- The request
Find every line containing the word "района" in the records below; report only how many there are.

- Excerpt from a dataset
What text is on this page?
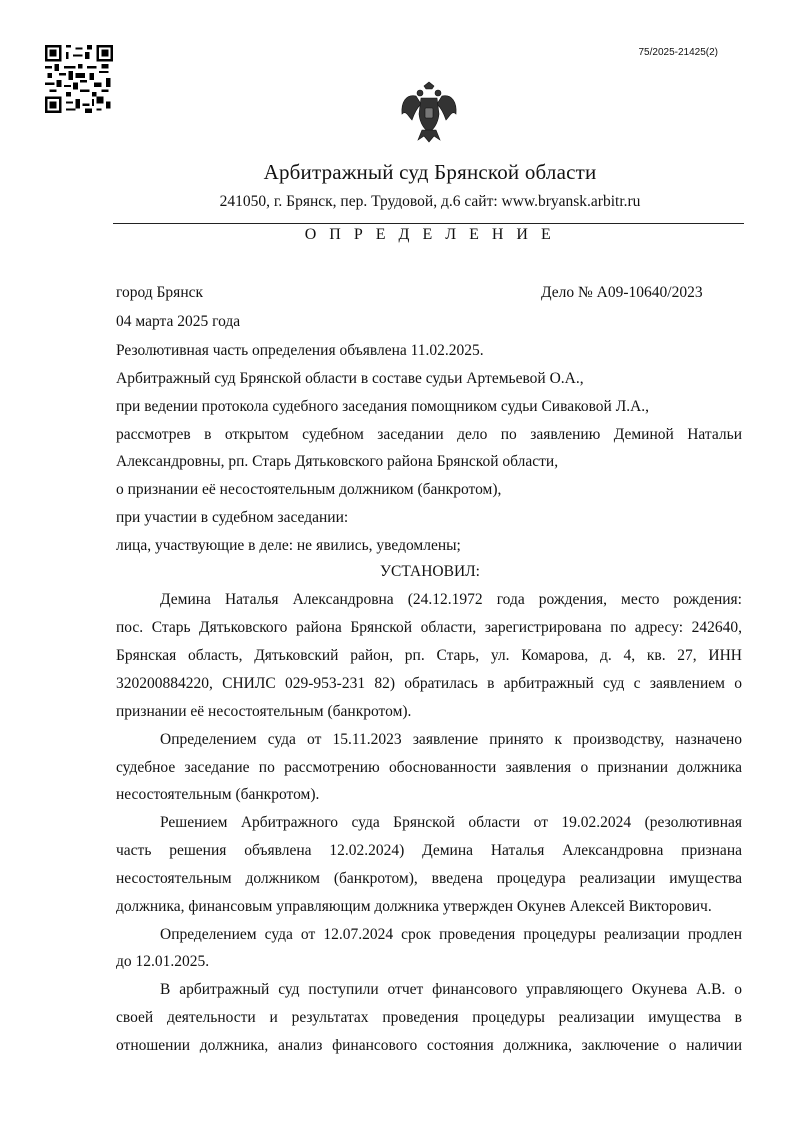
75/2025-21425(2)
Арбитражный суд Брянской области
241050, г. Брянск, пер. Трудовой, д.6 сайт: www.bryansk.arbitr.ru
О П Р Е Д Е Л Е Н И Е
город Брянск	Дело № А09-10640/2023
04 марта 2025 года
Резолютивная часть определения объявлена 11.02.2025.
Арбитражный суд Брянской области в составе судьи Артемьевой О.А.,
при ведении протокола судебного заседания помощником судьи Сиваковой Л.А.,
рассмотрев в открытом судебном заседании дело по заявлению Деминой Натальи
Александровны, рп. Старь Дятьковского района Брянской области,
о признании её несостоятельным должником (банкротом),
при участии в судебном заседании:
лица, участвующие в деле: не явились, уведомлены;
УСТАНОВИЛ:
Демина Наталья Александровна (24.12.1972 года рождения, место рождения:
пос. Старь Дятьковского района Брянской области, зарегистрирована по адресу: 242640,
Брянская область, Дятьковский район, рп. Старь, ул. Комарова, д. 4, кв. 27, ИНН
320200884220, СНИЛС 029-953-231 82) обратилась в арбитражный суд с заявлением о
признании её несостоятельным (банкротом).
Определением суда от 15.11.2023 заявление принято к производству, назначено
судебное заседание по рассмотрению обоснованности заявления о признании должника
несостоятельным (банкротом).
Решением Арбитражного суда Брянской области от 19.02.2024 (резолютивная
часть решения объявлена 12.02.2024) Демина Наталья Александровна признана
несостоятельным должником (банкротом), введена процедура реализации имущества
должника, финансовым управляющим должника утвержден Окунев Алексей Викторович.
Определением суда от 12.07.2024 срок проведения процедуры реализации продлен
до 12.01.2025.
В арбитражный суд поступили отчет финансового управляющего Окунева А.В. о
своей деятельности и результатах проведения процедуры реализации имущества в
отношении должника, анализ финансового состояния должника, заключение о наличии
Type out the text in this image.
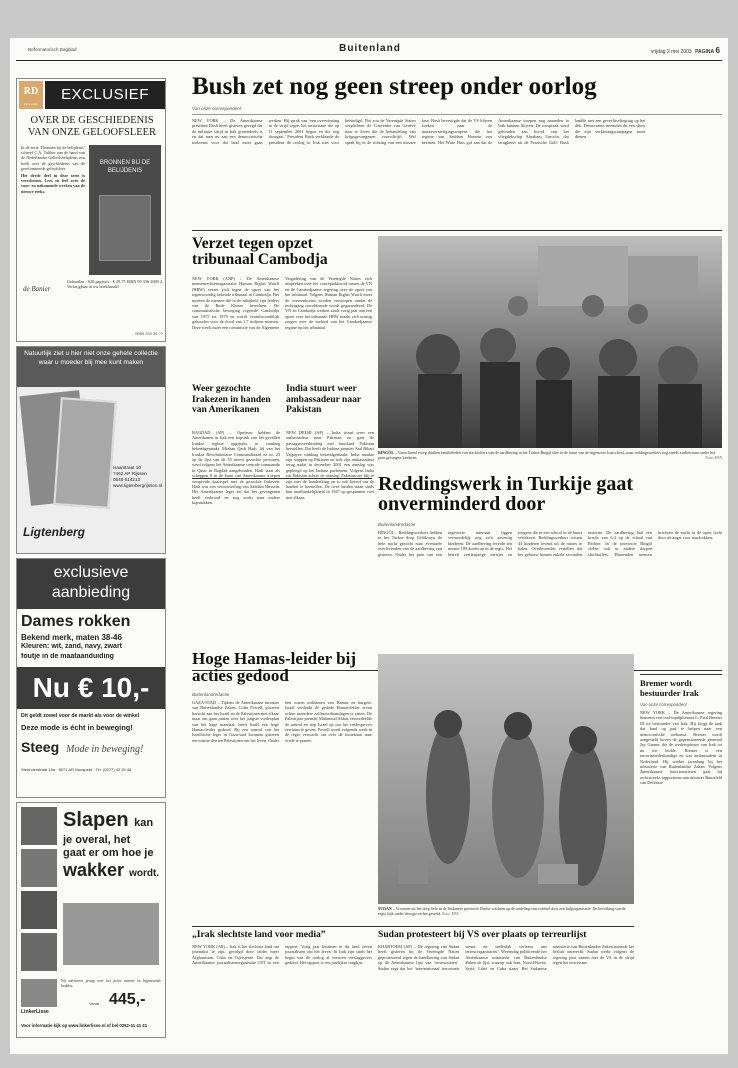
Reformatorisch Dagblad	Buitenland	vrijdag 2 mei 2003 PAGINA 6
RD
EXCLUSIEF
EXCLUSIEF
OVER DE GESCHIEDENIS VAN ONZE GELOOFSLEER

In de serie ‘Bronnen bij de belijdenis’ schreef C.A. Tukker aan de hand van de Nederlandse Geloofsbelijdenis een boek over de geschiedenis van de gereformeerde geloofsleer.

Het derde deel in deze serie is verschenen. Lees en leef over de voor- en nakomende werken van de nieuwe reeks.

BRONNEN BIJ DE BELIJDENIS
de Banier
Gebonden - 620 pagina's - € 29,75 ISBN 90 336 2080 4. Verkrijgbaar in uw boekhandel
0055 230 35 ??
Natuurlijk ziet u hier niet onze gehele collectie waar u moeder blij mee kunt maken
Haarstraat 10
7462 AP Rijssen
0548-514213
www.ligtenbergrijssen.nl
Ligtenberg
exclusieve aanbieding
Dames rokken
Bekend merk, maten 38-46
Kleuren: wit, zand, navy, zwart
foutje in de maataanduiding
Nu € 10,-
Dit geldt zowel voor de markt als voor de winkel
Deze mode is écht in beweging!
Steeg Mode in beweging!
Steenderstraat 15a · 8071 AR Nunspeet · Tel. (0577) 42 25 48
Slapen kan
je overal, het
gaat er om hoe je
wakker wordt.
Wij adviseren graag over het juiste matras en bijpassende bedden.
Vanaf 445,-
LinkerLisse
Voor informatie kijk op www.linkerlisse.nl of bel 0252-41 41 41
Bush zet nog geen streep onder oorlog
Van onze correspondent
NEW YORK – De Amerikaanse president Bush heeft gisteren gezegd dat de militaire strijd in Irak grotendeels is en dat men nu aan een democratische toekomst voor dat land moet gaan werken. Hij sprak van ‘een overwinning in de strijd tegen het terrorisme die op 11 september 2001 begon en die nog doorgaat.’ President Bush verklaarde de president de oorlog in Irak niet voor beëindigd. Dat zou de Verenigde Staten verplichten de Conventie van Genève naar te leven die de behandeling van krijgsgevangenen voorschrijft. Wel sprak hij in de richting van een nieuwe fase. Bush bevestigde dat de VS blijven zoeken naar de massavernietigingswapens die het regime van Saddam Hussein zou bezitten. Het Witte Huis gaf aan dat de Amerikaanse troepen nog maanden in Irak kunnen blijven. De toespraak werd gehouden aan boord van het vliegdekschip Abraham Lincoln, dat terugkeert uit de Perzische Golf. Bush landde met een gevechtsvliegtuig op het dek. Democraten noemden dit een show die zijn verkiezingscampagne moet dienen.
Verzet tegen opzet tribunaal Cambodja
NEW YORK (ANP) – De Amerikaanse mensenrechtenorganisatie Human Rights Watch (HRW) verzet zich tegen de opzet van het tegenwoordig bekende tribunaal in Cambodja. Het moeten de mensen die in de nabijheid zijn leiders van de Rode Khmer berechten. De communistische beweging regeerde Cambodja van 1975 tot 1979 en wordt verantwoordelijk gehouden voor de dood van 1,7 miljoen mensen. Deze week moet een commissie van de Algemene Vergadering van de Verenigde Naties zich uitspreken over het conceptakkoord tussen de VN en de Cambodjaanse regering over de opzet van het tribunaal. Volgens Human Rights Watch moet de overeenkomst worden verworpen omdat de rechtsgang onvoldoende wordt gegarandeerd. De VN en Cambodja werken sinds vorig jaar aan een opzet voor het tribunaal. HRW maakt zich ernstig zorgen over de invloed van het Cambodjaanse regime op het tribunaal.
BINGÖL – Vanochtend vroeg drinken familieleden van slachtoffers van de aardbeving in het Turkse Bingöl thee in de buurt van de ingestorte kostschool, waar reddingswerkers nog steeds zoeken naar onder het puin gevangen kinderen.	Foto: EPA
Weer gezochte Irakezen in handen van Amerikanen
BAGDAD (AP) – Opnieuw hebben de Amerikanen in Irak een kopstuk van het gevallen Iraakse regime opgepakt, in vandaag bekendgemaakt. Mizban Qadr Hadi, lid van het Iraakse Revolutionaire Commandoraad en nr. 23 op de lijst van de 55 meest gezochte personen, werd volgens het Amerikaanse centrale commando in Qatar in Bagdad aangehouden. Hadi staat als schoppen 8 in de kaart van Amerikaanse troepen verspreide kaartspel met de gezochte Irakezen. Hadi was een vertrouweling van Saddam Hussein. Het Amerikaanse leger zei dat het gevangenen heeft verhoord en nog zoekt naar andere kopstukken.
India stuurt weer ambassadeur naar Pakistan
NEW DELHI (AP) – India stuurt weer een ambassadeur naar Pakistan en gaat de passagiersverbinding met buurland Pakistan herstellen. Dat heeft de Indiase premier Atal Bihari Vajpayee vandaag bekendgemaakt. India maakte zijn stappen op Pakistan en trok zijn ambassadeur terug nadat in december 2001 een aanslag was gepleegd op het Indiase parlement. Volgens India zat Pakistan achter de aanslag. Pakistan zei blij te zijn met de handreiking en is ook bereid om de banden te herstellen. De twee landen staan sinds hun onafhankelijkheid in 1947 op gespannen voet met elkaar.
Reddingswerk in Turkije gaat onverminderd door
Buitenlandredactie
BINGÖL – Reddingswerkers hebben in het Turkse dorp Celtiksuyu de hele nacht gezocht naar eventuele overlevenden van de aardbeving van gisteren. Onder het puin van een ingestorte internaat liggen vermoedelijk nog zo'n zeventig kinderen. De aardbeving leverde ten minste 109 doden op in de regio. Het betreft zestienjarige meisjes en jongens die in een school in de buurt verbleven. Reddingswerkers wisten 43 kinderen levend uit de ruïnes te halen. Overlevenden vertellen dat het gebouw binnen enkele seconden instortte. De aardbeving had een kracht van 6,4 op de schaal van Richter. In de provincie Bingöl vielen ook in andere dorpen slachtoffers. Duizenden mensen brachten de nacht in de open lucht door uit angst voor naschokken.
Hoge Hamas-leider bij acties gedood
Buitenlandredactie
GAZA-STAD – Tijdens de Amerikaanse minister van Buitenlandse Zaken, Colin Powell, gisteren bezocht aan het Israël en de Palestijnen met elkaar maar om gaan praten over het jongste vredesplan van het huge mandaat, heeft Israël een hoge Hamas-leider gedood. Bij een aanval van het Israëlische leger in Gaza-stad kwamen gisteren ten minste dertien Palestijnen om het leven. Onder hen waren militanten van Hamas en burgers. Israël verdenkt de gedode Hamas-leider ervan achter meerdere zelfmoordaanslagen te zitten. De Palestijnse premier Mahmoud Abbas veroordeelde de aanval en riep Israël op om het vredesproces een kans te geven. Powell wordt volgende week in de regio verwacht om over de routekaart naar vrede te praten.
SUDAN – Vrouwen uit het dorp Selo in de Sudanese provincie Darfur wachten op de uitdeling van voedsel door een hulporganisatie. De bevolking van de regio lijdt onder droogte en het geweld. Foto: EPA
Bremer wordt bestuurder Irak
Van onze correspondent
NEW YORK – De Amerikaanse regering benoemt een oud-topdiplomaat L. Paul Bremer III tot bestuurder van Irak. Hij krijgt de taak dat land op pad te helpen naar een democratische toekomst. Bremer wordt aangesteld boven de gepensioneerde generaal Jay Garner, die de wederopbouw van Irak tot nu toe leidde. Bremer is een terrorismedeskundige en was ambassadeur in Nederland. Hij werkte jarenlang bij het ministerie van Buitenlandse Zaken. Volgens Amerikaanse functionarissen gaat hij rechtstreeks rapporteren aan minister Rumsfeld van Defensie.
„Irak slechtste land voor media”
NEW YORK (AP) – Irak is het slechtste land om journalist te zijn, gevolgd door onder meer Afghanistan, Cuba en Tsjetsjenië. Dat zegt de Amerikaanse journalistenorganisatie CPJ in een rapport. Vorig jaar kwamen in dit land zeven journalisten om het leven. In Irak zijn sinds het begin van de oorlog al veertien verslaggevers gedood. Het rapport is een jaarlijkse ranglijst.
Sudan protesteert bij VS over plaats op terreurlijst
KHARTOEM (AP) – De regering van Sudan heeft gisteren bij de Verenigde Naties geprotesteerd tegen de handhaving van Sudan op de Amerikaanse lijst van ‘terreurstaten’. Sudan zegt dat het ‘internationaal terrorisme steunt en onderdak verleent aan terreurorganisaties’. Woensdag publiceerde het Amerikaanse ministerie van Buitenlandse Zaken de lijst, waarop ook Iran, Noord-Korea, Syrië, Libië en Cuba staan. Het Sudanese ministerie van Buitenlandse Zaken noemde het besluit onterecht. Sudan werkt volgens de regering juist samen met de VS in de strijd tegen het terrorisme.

- Solution for this problem
2